RECORDS SUPPLIED:
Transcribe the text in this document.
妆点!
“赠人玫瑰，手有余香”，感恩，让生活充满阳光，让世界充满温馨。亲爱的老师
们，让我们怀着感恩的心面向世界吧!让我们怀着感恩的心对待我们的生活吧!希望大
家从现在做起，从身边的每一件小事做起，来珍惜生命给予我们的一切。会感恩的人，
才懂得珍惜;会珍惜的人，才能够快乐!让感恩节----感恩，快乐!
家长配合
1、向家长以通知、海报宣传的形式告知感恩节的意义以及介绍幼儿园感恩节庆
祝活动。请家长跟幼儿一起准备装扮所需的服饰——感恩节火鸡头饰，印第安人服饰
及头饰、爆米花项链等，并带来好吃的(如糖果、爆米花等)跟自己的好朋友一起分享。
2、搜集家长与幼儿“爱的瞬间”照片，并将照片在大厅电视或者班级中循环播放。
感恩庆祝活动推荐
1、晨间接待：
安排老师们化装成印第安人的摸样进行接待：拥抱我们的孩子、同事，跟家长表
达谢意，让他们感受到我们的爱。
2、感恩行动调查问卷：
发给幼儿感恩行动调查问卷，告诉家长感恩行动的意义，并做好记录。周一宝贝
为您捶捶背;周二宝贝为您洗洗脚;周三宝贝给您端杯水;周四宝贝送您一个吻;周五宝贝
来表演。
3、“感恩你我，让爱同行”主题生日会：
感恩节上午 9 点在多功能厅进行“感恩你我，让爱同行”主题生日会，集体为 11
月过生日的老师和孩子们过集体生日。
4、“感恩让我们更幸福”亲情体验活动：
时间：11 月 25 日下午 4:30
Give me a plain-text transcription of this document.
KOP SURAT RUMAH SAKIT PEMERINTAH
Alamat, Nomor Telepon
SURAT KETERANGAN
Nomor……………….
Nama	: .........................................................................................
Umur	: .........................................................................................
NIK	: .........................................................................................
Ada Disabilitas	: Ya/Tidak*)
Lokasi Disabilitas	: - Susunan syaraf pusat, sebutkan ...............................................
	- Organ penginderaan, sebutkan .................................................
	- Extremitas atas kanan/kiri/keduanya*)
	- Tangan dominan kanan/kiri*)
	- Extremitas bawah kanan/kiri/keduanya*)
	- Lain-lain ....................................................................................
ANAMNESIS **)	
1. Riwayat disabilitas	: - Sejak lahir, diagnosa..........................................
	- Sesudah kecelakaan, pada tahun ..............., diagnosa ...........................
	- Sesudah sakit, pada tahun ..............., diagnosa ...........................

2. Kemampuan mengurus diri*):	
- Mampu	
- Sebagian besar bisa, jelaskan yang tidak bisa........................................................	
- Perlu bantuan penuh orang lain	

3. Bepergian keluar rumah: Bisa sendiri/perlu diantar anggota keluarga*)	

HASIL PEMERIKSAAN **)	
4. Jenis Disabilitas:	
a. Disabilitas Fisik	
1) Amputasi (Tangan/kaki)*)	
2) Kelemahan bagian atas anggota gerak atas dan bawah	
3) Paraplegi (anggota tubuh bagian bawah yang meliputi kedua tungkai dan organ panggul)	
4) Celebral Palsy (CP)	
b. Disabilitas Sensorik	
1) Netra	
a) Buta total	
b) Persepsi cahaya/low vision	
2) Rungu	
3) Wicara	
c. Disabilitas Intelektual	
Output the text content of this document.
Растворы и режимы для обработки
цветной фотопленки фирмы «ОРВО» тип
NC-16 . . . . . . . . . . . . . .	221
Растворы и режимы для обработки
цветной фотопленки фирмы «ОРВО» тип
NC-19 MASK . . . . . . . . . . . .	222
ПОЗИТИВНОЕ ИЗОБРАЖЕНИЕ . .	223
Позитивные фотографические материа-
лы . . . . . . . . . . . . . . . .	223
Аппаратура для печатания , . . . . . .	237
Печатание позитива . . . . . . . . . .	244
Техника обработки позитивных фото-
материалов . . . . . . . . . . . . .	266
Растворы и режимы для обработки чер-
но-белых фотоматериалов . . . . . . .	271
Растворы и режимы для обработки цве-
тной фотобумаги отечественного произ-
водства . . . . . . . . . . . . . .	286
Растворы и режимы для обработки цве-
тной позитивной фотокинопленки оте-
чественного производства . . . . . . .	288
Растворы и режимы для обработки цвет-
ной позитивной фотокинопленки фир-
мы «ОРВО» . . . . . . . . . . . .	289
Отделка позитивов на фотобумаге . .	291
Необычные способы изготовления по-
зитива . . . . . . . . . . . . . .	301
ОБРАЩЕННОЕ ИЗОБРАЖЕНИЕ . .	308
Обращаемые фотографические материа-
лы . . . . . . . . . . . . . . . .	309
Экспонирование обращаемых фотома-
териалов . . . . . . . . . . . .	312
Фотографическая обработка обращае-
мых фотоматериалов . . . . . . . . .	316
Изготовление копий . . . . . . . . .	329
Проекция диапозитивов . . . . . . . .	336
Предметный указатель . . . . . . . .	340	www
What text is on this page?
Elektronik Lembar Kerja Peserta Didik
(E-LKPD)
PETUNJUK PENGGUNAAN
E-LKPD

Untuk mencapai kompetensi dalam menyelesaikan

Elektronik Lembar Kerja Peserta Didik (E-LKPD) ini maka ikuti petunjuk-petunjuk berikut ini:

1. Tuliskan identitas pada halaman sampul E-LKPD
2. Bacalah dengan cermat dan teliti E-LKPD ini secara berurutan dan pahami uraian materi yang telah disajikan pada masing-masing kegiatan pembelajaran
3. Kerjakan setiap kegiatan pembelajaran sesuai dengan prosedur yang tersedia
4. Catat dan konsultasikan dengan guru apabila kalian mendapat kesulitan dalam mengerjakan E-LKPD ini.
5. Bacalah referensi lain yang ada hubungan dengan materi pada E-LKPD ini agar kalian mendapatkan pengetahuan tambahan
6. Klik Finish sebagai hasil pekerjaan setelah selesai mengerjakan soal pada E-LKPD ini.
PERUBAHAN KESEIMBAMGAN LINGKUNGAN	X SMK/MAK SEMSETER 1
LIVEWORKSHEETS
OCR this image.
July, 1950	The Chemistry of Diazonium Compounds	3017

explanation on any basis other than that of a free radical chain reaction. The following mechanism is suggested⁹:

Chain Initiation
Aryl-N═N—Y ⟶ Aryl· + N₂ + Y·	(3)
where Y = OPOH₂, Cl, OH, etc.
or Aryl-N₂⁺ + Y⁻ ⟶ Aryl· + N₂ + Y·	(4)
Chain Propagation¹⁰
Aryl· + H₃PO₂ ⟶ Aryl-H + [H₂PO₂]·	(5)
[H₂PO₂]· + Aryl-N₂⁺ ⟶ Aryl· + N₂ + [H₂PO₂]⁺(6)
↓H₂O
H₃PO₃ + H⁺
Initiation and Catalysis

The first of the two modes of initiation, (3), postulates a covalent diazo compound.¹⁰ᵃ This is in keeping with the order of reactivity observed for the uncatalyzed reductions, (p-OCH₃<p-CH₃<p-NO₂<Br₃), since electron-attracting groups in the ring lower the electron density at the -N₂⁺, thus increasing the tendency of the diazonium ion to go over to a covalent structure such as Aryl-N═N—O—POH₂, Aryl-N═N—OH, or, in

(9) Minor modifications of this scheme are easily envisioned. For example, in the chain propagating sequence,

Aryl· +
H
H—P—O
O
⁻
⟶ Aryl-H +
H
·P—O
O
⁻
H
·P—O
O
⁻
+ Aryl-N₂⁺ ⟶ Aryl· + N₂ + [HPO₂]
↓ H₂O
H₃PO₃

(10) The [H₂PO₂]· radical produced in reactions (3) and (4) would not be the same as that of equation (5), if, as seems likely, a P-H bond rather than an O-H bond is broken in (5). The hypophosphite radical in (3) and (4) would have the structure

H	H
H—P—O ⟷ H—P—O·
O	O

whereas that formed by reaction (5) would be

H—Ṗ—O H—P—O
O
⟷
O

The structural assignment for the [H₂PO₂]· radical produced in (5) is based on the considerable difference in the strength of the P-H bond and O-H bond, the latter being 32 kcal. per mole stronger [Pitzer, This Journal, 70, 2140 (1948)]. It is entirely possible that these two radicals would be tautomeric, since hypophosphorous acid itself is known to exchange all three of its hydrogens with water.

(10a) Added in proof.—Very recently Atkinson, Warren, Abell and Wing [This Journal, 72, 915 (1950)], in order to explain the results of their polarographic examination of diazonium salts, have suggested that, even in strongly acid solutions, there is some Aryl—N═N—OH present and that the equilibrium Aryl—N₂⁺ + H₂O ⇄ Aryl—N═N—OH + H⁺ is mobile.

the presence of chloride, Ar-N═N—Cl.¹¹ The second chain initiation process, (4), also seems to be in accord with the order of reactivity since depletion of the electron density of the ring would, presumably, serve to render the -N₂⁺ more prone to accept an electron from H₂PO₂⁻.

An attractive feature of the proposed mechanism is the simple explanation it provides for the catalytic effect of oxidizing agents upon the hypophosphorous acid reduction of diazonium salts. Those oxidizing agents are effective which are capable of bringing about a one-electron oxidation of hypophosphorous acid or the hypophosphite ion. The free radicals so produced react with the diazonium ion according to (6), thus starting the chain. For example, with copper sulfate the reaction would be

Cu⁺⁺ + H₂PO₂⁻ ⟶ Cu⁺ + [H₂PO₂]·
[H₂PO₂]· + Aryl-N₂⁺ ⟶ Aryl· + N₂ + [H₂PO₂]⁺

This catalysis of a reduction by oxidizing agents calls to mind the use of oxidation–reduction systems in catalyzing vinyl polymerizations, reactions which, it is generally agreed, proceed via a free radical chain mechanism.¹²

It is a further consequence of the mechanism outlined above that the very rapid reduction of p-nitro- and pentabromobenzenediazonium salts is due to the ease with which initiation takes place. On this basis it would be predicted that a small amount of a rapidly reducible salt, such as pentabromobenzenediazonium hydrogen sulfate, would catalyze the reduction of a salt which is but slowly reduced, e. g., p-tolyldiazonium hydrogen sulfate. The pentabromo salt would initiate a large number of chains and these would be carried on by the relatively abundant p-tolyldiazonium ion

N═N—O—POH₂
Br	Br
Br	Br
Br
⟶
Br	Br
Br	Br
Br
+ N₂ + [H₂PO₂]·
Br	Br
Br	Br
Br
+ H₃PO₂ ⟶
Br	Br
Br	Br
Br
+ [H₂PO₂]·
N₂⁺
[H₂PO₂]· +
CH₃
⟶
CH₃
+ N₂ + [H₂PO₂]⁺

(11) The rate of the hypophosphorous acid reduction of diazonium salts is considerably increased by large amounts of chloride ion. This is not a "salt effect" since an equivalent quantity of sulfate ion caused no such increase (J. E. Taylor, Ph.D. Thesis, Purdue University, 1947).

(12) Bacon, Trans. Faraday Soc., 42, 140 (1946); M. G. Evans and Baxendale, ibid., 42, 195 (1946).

YOUR OBJECTIVE: Only lines holding the string "anggota" are wanted; gather each one from the entries above.

WORKED SOLUTION:
3. Bepergian keluar rumah: Bisa sendiri/perlu diantar anggota keluarga*)	
2) Kelemahan bagian atas anggota gerak atas dan bawah	
3) Paraplegi (anggota tubuh bagian bawah yang meliputi kedua tungkai dan organ panggul)	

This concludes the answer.